-- Begin Data shown --

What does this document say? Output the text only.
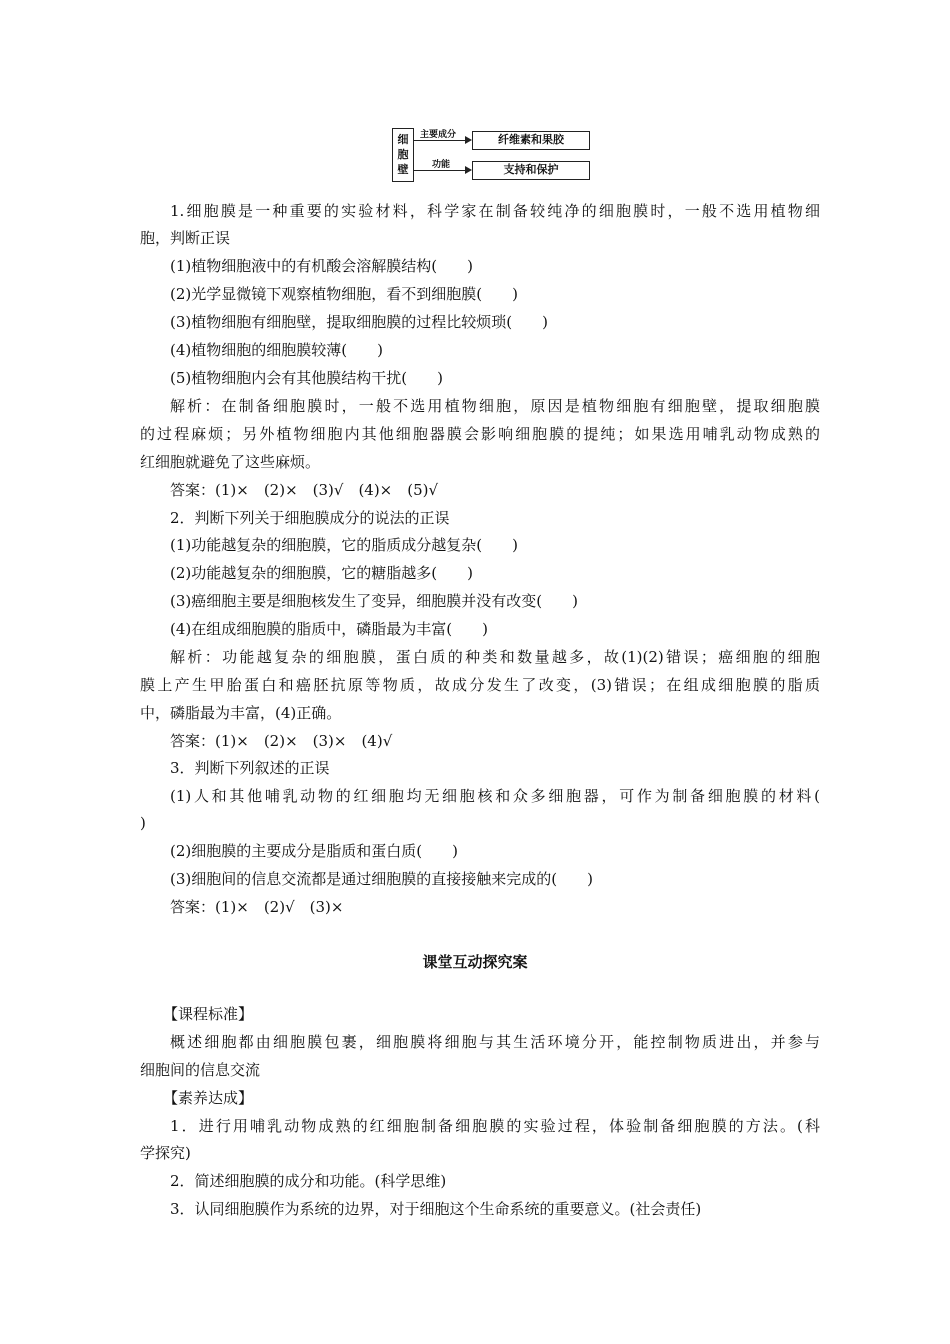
细
胞
壁
主要成分	纤维素和果胶
功能	支持和保护
1.细胞膜是一种重要的实验材料，科学家在制备较纯净的细胞膜时，一般不选用植物细
胞，判断正误
(1)植物细胞液中的有机酸会溶解膜结构(　　)
(2)光学显微镜下观察植物细胞，看不到细胞膜(　　)
(3)植物细胞有细胞壁，提取细胞膜的过程比较烦琐(　　)
(4)植物细胞的细胞膜较薄(　　)
(5)植物细胞内会有其他膜结构干扰(　　)
解析：在制备细胞膜时，一般不选用植物细胞，原因是植物细胞有细胞壁，提取细胞膜
的过程麻烦；另外植物细胞内其他细胞器膜会影响细胞膜的提纯；如果选用哺乳动物成熟的
红细胞就避免了这些麻烦。
答案：(1)×　(2)×　(3)√　(4)×　(5)√
2．判断下列关于细胞膜成分的说法的正误
(1)功能越复杂的细胞膜，它的脂质成分越复杂(　　)
(2)功能越复杂的细胞膜，它的糖脂越多(　　)
(3)癌细胞主要是细胞核发生了变异，细胞膜并没有改变(　　)
(4)在组成细胞膜的脂质中，磷脂最为丰富(　　)
解析：功能越复杂的细胞膜，蛋白质的种类和数量越多，故(1)(2)错误；癌细胞的细胞
膜上产生甲胎蛋白和癌胚抗原等物质，故成分发生了改变，(3)错误；在组成细胞膜的脂质
中，磷脂最为丰富，(4)正确。
答案：(1)×　(2)×　(3)×　(4)√
3．判断下列叙述的正误
(1)人和其他哺乳动物的红细胞均无细胞核和众多细胞器，可作为制备细胞膜的材料(
)
(2)细胞膜的主要成分是脂质和蛋白质(　　)
(3)细胞间的信息交流都是通过细胞膜的直接接触来完成的(　　)
答案：(1)×　(2)√　(3)×
课堂互动探究案
【课程标准】
概述细胞都由细胞膜包裹，细胞膜将细胞与其生活环境分开，能控制物质进出，并参与
细胞间的信息交流
【素养达成】
1．进行用哺乳动物成熟的红细胞制备细胞膜的实验过程，体验制备细胞膜的方法。(科
学探究)
2．简述细胞膜的成分和功能。(科学思维)
3．认同细胞膜作为系统的边界，对于细胞这个生命系统的重要意义。(社会责任)
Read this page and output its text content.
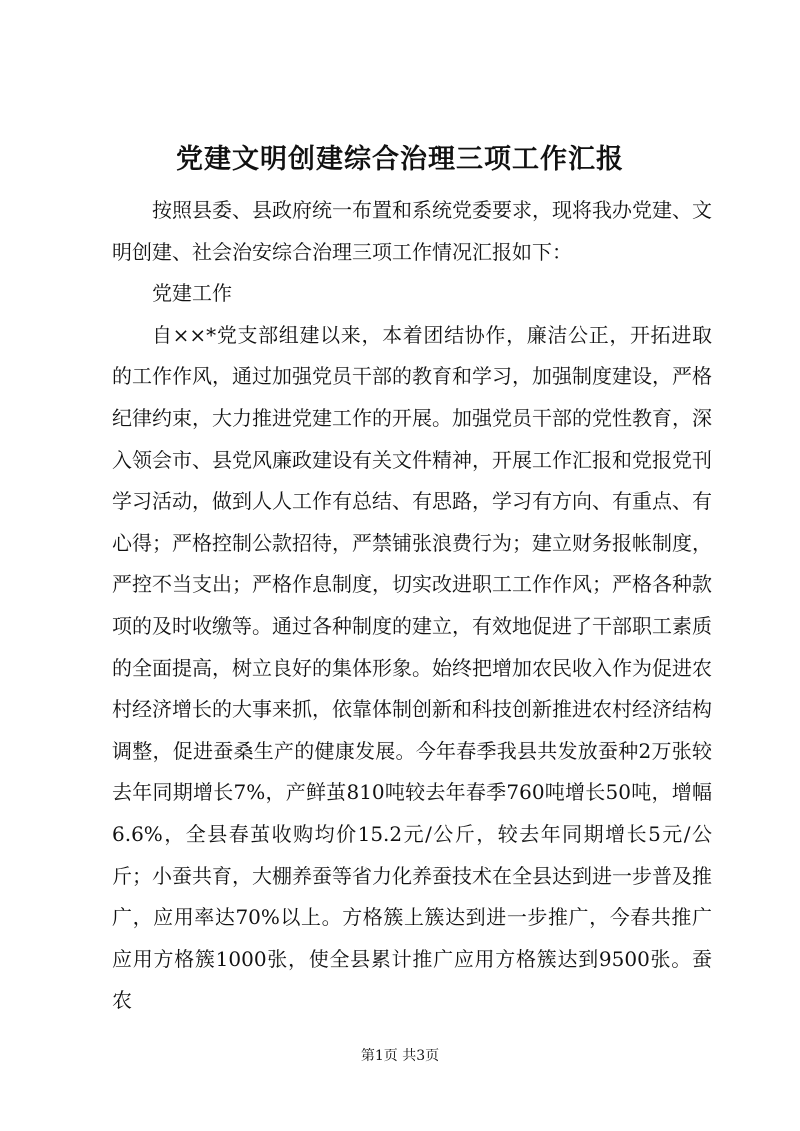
党建文明创建综合治理三项工作汇报

按照县委、县政府统一布置和系统党委要求，现将我办党建、文明创建、社会治安综合治理三项工作情况汇报如下：

党建工作

自××*党支部组建以来，本着团结协作，廉洁公正，开拓进取的工作作风，通过加强党员干部的教育和学习，加强制度建设，严格纪律约束，大力推进党建工作的开展。加强党员干部的党性教育，深入领会市、县党风廉政建设有关文件精神，开展工作汇报和党报党刊学习活动，做到人人工作有总结、有思路，学习有方向、有重点、有心得；严格控制公款招待，严禁铺张浪费行为；建立财务报帐制度，严控不当支出；严格作息制度，切实改进职工工作作风；严格各种款项的及时收缴等。通过各种制度的建立，有效地促进了干部职工素质的全面提高，树立良好的集体形象。始终把增加农民收入作为促进农村经济增长的大事来抓，依靠体制创新和科技创新推进农村经济结构调整，促进蚕桑生产的健康发展。今年春季我县共发放蚕种2万张较去年同期增长7%，产鲜茧810吨较去年春季760吨增长50吨，增幅6.6%，全县春茧收购均价15.2元/公斤，较去年同期增长5元/公斤；小蚕共育，大棚养蚕等省力化养蚕技术在全县达到进一步普及推广，应用率达70%以上。方格簇上簇达到进一步推广，今春共推广应用方格簇1000张，使全县累计推广应用方格簇达到9500张。蚕农

第1页 共3页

-- End Data shown --

> Work to do:
Return the material exactly as given, apart from the pictures.

> Solution:
What does this document say? Output the text only.
细
胞
壁
主要成分	纤维素和果胶
功能	支持和保护
1.细胞膜是一种重要的实验材料，科学家在制备较纯净的细胞膜时，一般不选用植物细
胞，判断正误
(1)植物细胞液中的有机酸会溶解膜结构(　　)
(2)光学显微镜下观察植物细胞，看不到细胞膜(　　)
(3)植物细胞有细胞壁，提取细胞膜的过程比较烦琐(　　)
(4)植物细胞的细胞膜较薄(　　)
(5)植物细胞内会有其他膜结构干扰(　　)
解析：在制备细胞膜时，一般不选用植物细胞，原因是植物细胞有细胞壁，提取细胞膜
的过程麻烦；另外植物细胞内其他细胞器膜会影响细胞膜的提纯；如果选用哺乳动物成熟的
红细胞就避免了这些麻烦。
答案：(1)×　(2)×　(3)√　(4)×　(5)√
2．判断下列关于细胞膜成分的说法的正误
(1)功能越复杂的细胞膜，它的脂质成分越复杂(　　)
(2)功能越复杂的细胞膜，它的糖脂越多(　　)
(3)癌细胞主要是细胞核发生了变异，细胞膜并没有改变(　　)
(4)在组成细胞膜的脂质中，磷脂最为丰富(　　)
解析：功能越复杂的细胞膜，蛋白质的种类和数量越多，故(1)(2)错误；癌细胞的细胞
膜上产生甲胎蛋白和癌胚抗原等物质，故成分发生了改变，(3)错误；在组成细胞膜的脂质
中，磷脂最为丰富，(4)正确。
答案：(1)×　(2)×　(3)×　(4)√
3．判断下列叙述的正误
(1)人和其他哺乳动物的红细胞均无细胞核和众多细胞器，可作为制备细胞膜的材料(
)
(2)细胞膜的主要成分是脂质和蛋白质(　　)
(3)细胞间的信息交流都是通过细胞膜的直接接触来完成的(　　)
答案：(1)×　(2)√　(3)×
课堂互动探究案
【课程标准】
概述细胞都由细胞膜包裹，细胞膜将细胞与其生活环境分开，能控制物质进出，并参与
细胞间的信息交流
【素养达成】
1．进行用哺乳动物成熟的红细胞制备细胞膜的实验过程，体验制备细胞膜的方法。(科
学探究)
2．简述细胞膜的成分和功能。(科学思维)
3．认同细胞膜作为系统的边界，对于细胞这个生命系统的重要意义。(社会责任)
Read this page and output its text content.
党建文明创建综合治理三项工作汇报

按照县委、县政府统一布置和系统党委要求，现将我办党建、文明创建、社会治安综合治理三项工作情况汇报如下：

党建工作

自××*党支部组建以来，本着团结协作，廉洁公正，开拓进取的工作作风，通过加强党员干部的教育和学习，加强制度建设，严格纪律约束，大力推进党建工作的开展。加强党员干部的党性教育，深入领会市、县党风廉政建设有关文件精神，开展工作汇报和党报党刊学习活动，做到人人工作有总结、有思路，学习有方向、有重点、有心得；严格控制公款招待，严禁铺张浪费行为；建立财务报帐制度，严控不当支出；严格作息制度，切实改进职工工作作风；严格各种款项的及时收缴等。通过各种制度的建立，有效地促进了干部职工素质的全面提高，树立良好的集体形象。始终把增加农民收入作为促进农村经济增长的大事来抓，依靠体制创新和科技创新推进农村经济结构调整，促进蚕桑生产的健康发展。今年春季我县共发放蚕种2万张较去年同期增长7%，产鲜茧810吨较去年春季760吨增长50吨，增幅6.6%，全县春茧收购均价15.2元/公斤，较去年同期增长5元/公斤；小蚕共育，大棚养蚕等省力化养蚕技术在全县达到进一步普及推广，应用率达70%以上。方格簇上簇达到进一步推广，今春共推广应用方格簇1000张，使全县累计推广应用方格簇达到9500张。蚕农

第1页 共3页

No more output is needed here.